Stated exercise | Reproduce every one of the following records line for line, leaving each one unchanged.

Items from a dataset |
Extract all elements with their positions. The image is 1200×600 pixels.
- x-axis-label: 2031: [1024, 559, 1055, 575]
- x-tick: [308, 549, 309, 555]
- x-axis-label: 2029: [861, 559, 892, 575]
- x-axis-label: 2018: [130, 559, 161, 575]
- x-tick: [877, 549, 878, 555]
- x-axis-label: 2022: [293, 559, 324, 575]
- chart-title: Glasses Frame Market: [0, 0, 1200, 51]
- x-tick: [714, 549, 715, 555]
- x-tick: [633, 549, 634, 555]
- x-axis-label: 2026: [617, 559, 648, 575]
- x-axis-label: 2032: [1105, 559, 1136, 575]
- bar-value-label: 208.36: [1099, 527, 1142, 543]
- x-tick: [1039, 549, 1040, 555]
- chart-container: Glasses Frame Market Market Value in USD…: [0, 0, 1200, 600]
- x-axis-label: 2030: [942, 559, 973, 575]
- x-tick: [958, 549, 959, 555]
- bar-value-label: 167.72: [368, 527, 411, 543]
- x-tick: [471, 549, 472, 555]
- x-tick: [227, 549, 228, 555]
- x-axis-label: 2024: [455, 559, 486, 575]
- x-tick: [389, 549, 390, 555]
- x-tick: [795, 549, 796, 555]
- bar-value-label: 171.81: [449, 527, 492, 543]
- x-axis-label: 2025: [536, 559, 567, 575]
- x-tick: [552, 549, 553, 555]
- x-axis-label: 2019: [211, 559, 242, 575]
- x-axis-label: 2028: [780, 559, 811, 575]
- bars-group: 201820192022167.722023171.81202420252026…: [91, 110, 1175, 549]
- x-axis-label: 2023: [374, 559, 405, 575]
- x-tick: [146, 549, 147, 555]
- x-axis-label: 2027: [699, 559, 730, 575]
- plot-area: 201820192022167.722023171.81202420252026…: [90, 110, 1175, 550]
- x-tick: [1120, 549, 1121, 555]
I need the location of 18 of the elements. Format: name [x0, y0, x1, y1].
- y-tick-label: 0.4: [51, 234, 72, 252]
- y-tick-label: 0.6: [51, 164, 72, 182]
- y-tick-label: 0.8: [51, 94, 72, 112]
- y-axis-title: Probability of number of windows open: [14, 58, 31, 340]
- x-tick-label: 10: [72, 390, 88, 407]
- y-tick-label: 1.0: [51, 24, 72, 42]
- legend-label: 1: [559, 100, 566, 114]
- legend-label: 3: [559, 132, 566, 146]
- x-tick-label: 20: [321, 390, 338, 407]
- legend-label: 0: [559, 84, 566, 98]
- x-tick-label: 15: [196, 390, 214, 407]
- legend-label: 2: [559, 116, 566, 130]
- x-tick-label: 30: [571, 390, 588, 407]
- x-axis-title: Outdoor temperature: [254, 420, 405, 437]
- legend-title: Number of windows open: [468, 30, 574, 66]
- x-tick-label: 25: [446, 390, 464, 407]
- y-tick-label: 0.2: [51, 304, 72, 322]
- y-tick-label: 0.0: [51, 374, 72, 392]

Output |
Extract all elements with their positions. The image is 1200×600 pixels.
- x-axis-label: 2031: [1024, 559, 1055, 575]
- x-tick: [308, 549, 309, 555]
- x-axis-label: 2029: [861, 559, 892, 575]
- x-axis-label: 2018: [130, 559, 161, 575]
- x-tick: [877, 549, 878, 555]
- x-axis-label: 2022: [293, 559, 324, 575]
- chart-title: Glasses Frame Market: [0, 0, 1200, 51]
- x-tick: [714, 549, 715, 555]
- x-tick: [633, 549, 634, 555]
- x-axis-label: 2026: [617, 559, 648, 575]
- x-axis-label: 2032: [1105, 559, 1136, 575]
- bar-value-label: 208.36: [1099, 527, 1142, 543]
- x-tick: [1039, 549, 1040, 555]
- chart-container: Glasses Frame Market Market Value in USD…: [0, 0, 1200, 600]
- x-axis-label: 2030: [942, 559, 973, 575]
- x-tick: [958, 549, 959, 555]
- bar-value-label: 167.72: [368, 527, 411, 543]
- x-tick: [471, 549, 472, 555]
- x-tick: [227, 549, 228, 555]
- x-axis-label: 2024: [455, 559, 486, 575]
- x-tick: [389, 549, 390, 555]
- x-tick: [795, 549, 796, 555]
- bar-value-label: 171.81: [449, 527, 492, 543]
- x-axis-label: 2025: [536, 559, 567, 575]
- x-tick: [552, 549, 553, 555]
- x-axis-label: 2019: [211, 559, 242, 575]
- x-axis-label: 2028: [780, 559, 811, 575]
- bars-group: 201820192022167.722023171.81202420252026…: [91, 110, 1175, 549]
- x-axis-label: 2023: [374, 559, 405, 575]
- x-tick: [146, 549, 147, 555]
- x-axis-label: 2027: [699, 559, 730, 575]
- plot-area: 201820192022167.722023171.81202420252026…: [90, 110, 1175, 550]
- x-tick: [1120, 549, 1121, 555]
I need the location of 18 of the elements. Format: name [x0, y0, x1, y1].
- y-tick-label: 0.4: [51, 234, 72, 252]
- y-tick-label: 0.6: [51, 164, 72, 182]
- y-tick-label: 0.8: [51, 94, 72, 112]
- y-axis-title: Probability of number of windows open: [14, 58, 31, 340]
- x-tick-label: 10: [72, 390, 88, 407]
- y-tick-label: 1.0: [51, 24, 72, 42]
- legend-label: 1: [559, 100, 566, 114]
- legend-label: 3: [559, 132, 566, 146]
- x-tick-label: 20: [321, 390, 338, 407]
- legend-label: 0: [559, 84, 566, 98]
- x-tick-label: 15: [196, 390, 214, 407]
- legend-label: 2: [559, 116, 566, 130]
- x-tick-label: 30: [571, 390, 588, 407]
- x-axis-title: Outdoor temperature: [254, 420, 405, 437]
- legend-title: Number of windows open: [468, 30, 574, 66]
- x-tick-label: 25: [446, 390, 464, 407]
- y-tick-label: 0.2: [51, 304, 72, 322]
- y-tick-label: 0.0: [51, 374, 72, 392]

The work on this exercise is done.